* WHAT THIS TASK INVOLVES
Reproduce the listing word for word, from its first line through the line containing "play-icon bbox=[271, 928, 298, 958]", including both ends.

* DATA ROWS

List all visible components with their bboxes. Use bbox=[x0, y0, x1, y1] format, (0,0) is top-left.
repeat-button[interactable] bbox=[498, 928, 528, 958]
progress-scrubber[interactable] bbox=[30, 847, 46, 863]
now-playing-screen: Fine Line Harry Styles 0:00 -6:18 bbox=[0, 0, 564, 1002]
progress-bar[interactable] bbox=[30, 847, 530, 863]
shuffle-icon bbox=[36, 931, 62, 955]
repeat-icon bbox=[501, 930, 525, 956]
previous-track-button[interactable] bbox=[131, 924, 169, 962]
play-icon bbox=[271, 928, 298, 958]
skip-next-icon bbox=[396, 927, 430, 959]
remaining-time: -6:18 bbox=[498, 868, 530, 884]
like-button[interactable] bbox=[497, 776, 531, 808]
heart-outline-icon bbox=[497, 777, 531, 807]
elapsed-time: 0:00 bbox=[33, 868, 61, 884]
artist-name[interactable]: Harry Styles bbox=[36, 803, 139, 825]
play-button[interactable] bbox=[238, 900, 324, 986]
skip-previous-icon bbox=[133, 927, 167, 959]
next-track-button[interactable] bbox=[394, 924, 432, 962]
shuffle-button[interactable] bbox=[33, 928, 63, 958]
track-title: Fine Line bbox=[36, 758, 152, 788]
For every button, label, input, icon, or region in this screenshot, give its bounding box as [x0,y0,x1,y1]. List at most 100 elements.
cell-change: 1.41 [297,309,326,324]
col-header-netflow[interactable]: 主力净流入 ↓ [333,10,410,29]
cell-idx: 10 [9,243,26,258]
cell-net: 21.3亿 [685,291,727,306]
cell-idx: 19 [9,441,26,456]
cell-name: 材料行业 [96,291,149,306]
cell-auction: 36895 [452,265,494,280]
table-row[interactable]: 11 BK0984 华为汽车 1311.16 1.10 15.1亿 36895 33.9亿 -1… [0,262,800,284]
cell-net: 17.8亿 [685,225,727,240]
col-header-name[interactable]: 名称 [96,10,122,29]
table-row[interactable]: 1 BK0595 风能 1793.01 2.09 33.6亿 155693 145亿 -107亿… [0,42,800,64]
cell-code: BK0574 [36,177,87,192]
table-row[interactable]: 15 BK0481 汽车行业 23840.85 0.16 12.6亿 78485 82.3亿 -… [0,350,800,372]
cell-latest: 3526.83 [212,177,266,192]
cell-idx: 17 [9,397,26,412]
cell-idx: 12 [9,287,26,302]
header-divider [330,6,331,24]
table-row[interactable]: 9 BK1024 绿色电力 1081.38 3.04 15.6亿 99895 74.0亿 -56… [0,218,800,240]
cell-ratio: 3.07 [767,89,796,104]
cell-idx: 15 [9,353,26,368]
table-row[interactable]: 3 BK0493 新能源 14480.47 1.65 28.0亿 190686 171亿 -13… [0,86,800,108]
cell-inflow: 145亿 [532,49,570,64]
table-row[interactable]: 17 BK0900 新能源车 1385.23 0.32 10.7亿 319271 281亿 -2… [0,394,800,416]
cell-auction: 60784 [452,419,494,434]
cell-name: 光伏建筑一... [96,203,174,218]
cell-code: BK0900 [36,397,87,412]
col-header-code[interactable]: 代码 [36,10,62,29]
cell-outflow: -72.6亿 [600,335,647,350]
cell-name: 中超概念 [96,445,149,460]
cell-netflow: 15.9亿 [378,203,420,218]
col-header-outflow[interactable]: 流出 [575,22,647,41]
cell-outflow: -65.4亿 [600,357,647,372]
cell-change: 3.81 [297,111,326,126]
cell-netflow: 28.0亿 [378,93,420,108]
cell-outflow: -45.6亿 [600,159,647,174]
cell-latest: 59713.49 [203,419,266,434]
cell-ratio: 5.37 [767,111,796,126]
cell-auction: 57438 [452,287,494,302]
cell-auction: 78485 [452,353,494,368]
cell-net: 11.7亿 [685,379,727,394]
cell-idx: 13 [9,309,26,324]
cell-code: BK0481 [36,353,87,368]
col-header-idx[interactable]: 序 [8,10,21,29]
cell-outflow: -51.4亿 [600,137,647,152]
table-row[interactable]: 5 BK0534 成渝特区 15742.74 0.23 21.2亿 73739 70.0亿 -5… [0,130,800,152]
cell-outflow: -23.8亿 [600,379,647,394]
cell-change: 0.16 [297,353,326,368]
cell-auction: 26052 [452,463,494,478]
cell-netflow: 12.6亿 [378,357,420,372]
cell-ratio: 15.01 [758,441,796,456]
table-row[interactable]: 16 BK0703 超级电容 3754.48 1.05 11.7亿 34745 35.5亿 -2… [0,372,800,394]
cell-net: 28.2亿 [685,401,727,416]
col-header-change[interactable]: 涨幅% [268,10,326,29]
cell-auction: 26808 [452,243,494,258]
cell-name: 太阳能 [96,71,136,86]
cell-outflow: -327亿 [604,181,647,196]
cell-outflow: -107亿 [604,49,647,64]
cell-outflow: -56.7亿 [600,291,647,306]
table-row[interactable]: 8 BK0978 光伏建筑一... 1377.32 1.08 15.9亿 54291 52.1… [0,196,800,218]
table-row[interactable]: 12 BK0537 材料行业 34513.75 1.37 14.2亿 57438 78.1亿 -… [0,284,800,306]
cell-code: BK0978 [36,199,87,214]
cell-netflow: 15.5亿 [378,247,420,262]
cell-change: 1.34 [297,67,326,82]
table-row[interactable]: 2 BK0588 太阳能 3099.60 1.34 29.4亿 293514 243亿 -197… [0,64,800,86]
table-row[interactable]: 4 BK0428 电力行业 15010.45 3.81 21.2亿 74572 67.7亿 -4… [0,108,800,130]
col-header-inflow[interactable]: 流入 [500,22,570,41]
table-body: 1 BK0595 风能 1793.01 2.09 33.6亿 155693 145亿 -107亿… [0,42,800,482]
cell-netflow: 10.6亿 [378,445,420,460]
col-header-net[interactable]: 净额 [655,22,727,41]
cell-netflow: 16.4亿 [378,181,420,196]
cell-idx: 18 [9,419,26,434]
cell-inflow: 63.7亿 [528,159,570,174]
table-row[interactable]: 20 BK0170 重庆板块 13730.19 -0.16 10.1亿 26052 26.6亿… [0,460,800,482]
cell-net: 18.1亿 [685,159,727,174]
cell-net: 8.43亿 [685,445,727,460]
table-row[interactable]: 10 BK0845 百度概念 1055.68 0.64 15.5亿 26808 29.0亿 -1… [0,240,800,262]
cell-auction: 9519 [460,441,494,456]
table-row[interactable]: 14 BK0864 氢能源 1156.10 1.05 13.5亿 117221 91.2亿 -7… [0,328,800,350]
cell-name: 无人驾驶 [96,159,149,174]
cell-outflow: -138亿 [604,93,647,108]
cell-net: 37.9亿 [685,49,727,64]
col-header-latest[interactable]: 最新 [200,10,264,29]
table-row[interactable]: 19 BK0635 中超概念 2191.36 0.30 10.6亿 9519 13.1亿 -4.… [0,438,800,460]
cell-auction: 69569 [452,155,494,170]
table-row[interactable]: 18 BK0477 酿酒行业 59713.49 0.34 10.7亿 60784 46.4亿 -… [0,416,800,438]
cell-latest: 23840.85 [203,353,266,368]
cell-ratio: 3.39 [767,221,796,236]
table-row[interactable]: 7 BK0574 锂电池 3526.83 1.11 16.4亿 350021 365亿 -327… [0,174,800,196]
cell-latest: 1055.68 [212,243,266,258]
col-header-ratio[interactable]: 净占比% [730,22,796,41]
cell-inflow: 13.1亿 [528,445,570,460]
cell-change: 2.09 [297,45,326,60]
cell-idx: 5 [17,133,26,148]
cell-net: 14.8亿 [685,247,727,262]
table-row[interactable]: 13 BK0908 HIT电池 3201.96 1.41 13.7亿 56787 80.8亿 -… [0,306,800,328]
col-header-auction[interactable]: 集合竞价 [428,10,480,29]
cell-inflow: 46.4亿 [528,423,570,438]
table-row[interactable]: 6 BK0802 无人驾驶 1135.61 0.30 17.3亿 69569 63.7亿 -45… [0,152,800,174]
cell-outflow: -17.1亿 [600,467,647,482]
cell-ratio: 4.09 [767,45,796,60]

* EXERCISE OUTPUT
List all visible components with their bboxes. Use bbox=[x0, y0, x1, y1] format, (0,0) is top-left.
repeat-button[interactable] bbox=[498, 928, 528, 958]
progress-scrubber[interactable] bbox=[30, 847, 46, 863]
now-playing-screen: Fine Line Harry Styles 0:00 -6:18 bbox=[0, 0, 564, 1002]
progress-bar[interactable] bbox=[30, 847, 530, 863]
shuffle-icon bbox=[36, 931, 62, 955]
repeat-icon bbox=[501, 930, 525, 956]
previous-track-button[interactable] bbox=[131, 924, 169, 962]
play-icon bbox=[271, 928, 298, 958]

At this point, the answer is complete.